Go through the listing beneath this task and return every line that carries the string "puntos".

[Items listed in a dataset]
⁂

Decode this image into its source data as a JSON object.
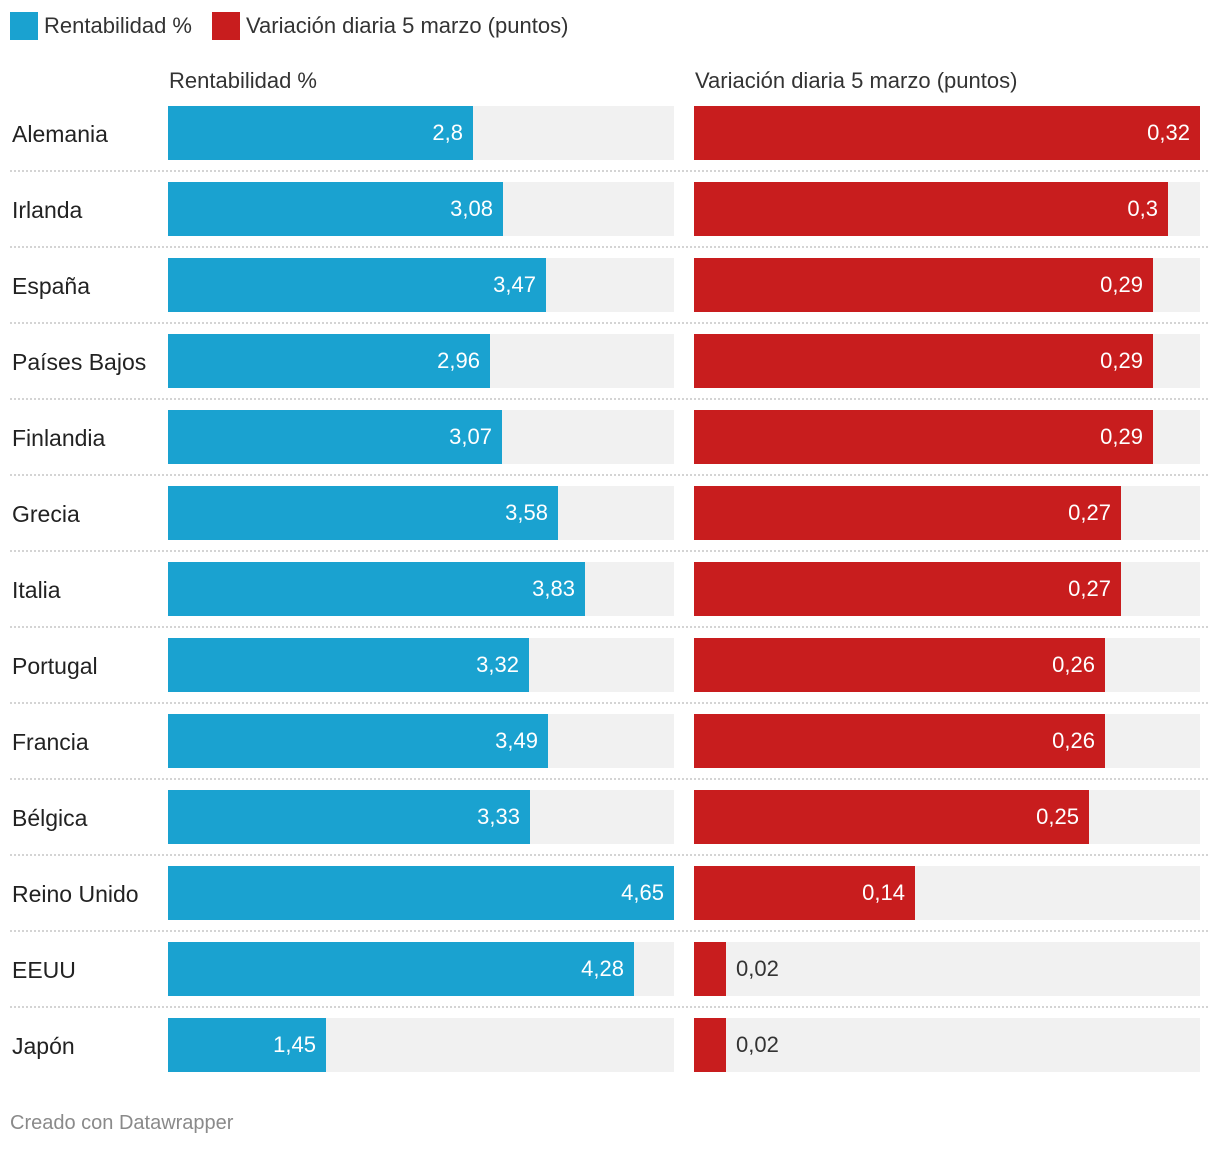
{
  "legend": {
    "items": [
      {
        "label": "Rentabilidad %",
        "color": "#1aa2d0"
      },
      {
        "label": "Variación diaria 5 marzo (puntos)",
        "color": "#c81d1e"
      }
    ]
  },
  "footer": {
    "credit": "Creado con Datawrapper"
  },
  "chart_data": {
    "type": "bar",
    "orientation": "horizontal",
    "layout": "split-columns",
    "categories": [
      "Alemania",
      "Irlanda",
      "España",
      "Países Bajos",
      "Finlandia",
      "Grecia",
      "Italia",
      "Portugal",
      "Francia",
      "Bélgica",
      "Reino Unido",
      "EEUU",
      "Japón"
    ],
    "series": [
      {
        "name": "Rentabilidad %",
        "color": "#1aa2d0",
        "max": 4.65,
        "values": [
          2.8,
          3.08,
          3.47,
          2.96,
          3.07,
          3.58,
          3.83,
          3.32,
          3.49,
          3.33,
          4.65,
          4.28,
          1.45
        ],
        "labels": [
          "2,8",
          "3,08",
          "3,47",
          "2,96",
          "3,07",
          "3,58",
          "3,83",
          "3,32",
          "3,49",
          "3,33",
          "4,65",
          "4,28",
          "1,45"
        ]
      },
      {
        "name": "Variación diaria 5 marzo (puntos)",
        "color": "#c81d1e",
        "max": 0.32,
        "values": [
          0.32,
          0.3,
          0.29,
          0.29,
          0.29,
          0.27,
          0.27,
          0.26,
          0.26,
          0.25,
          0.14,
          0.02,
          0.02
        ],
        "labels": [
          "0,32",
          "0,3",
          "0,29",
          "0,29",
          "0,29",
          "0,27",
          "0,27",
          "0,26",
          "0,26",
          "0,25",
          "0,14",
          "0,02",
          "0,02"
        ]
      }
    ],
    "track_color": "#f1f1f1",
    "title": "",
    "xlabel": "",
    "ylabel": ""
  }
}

⁂

▸ Result
        "label": "Variación diaria 5 marzo (puntos)",
        "name": "Variación diaria 5 marzo (puntos)",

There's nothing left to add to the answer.